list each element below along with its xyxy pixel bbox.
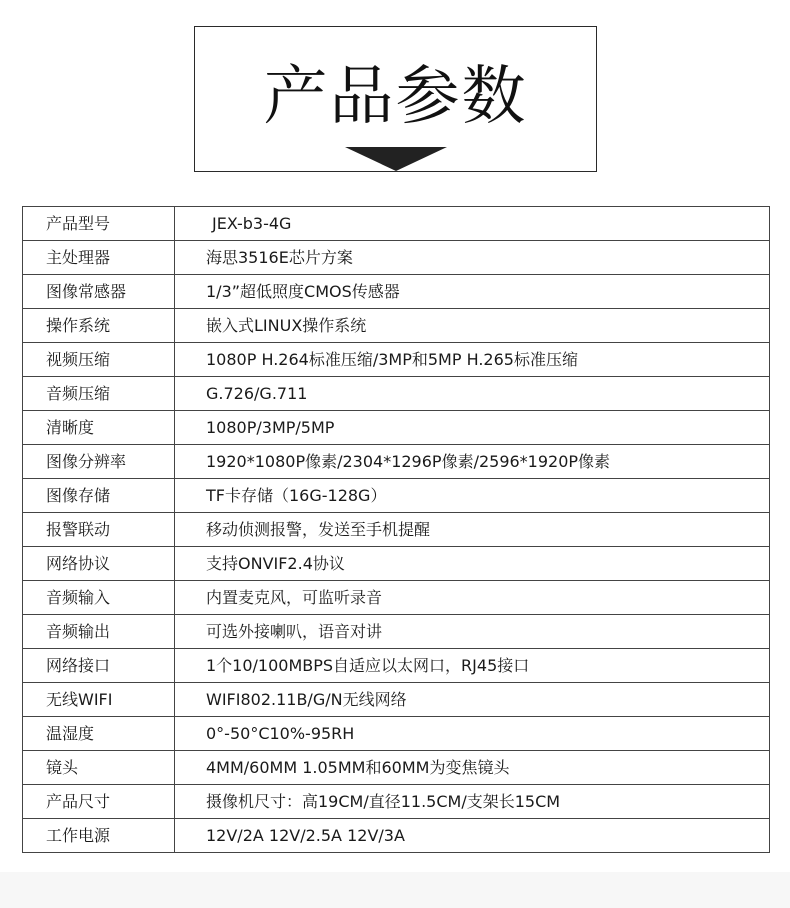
spec-value: 4MM/60MM 1.05MM和60MM为变焦镜头 [175, 751, 770, 785]
spec-label: 报警联动 [23, 513, 175, 547]
spec-label: 网络接口 [23, 649, 175, 683]
spec-label: 音频压缩 [23, 377, 175, 411]
spec-label: 温湿度 [23, 717, 175, 751]
table-row [23, 819, 770, 853]
table-row [23, 275, 770, 309]
spec-value: 12V/2A 12V/2.5A 12V/3A [175, 819, 770, 853]
table-row [23, 785, 770, 819]
spec-value: JEX-b3-4G [175, 207, 770, 241]
table-row [23, 513, 770, 547]
table-row [23, 241, 770, 275]
spec-label: 网络协议 [23, 547, 175, 581]
spec-label: 产品型号 [23, 207, 175, 241]
page-title: 产品参数 [263, 60, 528, 134]
footer-band [0, 872, 790, 908]
spec-label: 清晰度 [23, 411, 175, 445]
spec-value: 1个10/100MBPS自适应以太网口，RJ45接口 [175, 649, 770, 683]
spec-label: 镜头 [23, 751, 175, 785]
spec-value: 1/3”超低照度CMOS传感器 [175, 275, 770, 309]
table-row [23, 649, 770, 683]
spec-label: 工作电源 [23, 819, 175, 853]
spec-label: 产品尺寸 [23, 785, 175, 819]
spec-value: 海思3516E芯片方案 [175, 241, 770, 275]
spec-value: 1080P H.264标准压缩/3MP和5MP H.265标准压缩 [175, 343, 770, 377]
spec-label: 视频压缩 [23, 343, 175, 377]
spec-label: 操作系统 [23, 309, 175, 343]
spec-value: 0°-50°C10%-95RH [175, 717, 770, 751]
spec-value: G.726/G.711 [175, 377, 770, 411]
spec-label: 图像分辨率 [23, 445, 175, 479]
table-row [23, 683, 770, 717]
table-row [23, 615, 770, 649]
table-row [23, 479, 770, 513]
spec-label: 图像存储 [23, 479, 175, 513]
table-row [23, 751, 770, 785]
spec-value: 移动侦测报警，发送至手机提醒 [175, 513, 770, 547]
spec-label: 音频输入 [23, 581, 175, 615]
spec-label: 无线WIFI [23, 683, 175, 717]
spec-table [22, 206, 770, 853]
spec-value: 1920*1080P像素/2304*1296P像素/2596*1920P像素 [175, 445, 770, 479]
table-row [23, 411, 770, 445]
spec-value: 嵌入式LINUX操作系统 [175, 309, 770, 343]
arrow-down-icon [345, 147, 447, 171]
title-box [194, 26, 597, 172]
spec-label: 音频输出 [23, 615, 175, 649]
table-row [23, 309, 770, 343]
spec-value: 可选外接喇叭，语音对讲 [175, 615, 770, 649]
table-row [23, 445, 770, 479]
spec-value: WIFI802.11B/G/N无线网络 [175, 683, 770, 717]
spec-value: 支持ONVIF2.4协议 [175, 547, 770, 581]
table-row [23, 547, 770, 581]
table-row [23, 207, 770, 241]
spec-value: 1080P/3MP/5MP [175, 411, 770, 445]
spec-label: 图像常感器 [23, 275, 175, 309]
spec-value: 摄像机尺寸：高19CM/直径11.5CM/支架长15CM [175, 785, 770, 819]
spec-value: TF卡存储（16G-128G） [175, 479, 770, 513]
table-row [23, 343, 770, 377]
spec-label: 主处理器 [23, 241, 175, 275]
table-row [23, 581, 770, 615]
table-row [23, 717, 770, 751]
spec-value: 内置麦克风，可监听录音 [175, 581, 770, 615]
table-row [23, 377, 770, 411]
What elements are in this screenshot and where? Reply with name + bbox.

━━━━━━━━

Reproduce the listing above exactly, line for line, but leave out the picture.

* **Result for this exercise**:
list each element below along with its xyxy pixel bbox.
spec-value: 4MM/60MM 1.05MM和60MM为变焦镜头 [175, 751, 770, 785]
spec-label: 报警联动 [23, 513, 175, 547]
spec-label: 网络接口 [23, 649, 175, 683]
spec-label: 音频压缩 [23, 377, 175, 411]
spec-label: 温湿度 [23, 717, 175, 751]
table-row [23, 819, 770, 853]
table-row [23, 275, 770, 309]
spec-value: 12V/2A 12V/2.5A 12V/3A [175, 819, 770, 853]
table-row [23, 785, 770, 819]
spec-value: JEX-b3-4G [175, 207, 770, 241]
table-row [23, 513, 770, 547]
table-row [23, 241, 770, 275]
spec-label: 网络协议 [23, 547, 175, 581]
spec-label: 产品型号 [23, 207, 175, 241]
page-title: 产品参数 [263, 60, 528, 134]
footer-band [0, 872, 790, 908]
spec-label: 清晰度 [23, 411, 175, 445]
spec-value: 1个10/100MBPS自适应以太网口，RJ45接口 [175, 649, 770, 683]
spec-label: 镜头 [23, 751, 175, 785]
spec-value: 1/3”超低照度CMOS传感器 [175, 275, 770, 309]
table-row [23, 649, 770, 683]
spec-label: 工作电源 [23, 819, 175, 853]
spec-label: 产品尺寸 [23, 785, 175, 819]
spec-value: 海思3516E芯片方案 [175, 241, 770, 275]
spec-value: 1080P H.264标准压缩/3MP和5MP H.265标准压缩 [175, 343, 770, 377]
spec-label: 视频压缩 [23, 343, 175, 377]
spec-label: 操作系统 [23, 309, 175, 343]
spec-value: 0°-50°C10%-95RH [175, 717, 770, 751]
spec-value: G.726/G.711 [175, 377, 770, 411]
spec-label: 图像分辨率 [23, 445, 175, 479]
table-row [23, 683, 770, 717]
table-row [23, 615, 770, 649]
table-row [23, 479, 770, 513]
spec-label: 图像存储 [23, 479, 175, 513]
table-row [23, 751, 770, 785]
spec-value: 移动侦测报警，发送至手机提醒 [175, 513, 770, 547]
spec-label: 音频输入 [23, 581, 175, 615]
spec-label: 无线WIFI [23, 683, 175, 717]
spec-table [22, 206, 770, 853]
spec-value: 1920*1080P像素/2304*1296P像素/2596*1920P像素 [175, 445, 770, 479]
table-row [23, 411, 770, 445]
spec-value: 嵌入式LINUX操作系统 [175, 309, 770, 343]
arrow-down-icon [345, 147, 447, 171]
title-box [194, 26, 597, 172]
spec-label: 音频输出 [23, 615, 175, 649]
table-row [23, 309, 770, 343]
spec-value: 可选外接喇叭，语音对讲 [175, 615, 770, 649]
table-row [23, 445, 770, 479]
spec-value: WIFI802.11B/G/N无线网络 [175, 683, 770, 717]
spec-value: 支持ONVIF2.4协议 [175, 547, 770, 581]
table-row [23, 547, 770, 581]
table-row [23, 207, 770, 241]
spec-value: 1080P/3MP/5MP [175, 411, 770, 445]
spec-label: 图像常感器 [23, 275, 175, 309]
spec-value: 摄像机尺寸：高19CM/直径11.5CM/支架长15CM [175, 785, 770, 819]
spec-value: TF卡存储（16G-128G） [175, 479, 770, 513]
table-row [23, 343, 770, 377]
spec-label: 主处理器 [23, 241, 175, 275]
table-row [23, 581, 770, 615]
table-row [23, 717, 770, 751]
spec-value: 内置麦克风，可监听录音 [175, 581, 770, 615]
table-row [23, 377, 770, 411]
What elements are in this screenshot and where? Reply with name + bbox.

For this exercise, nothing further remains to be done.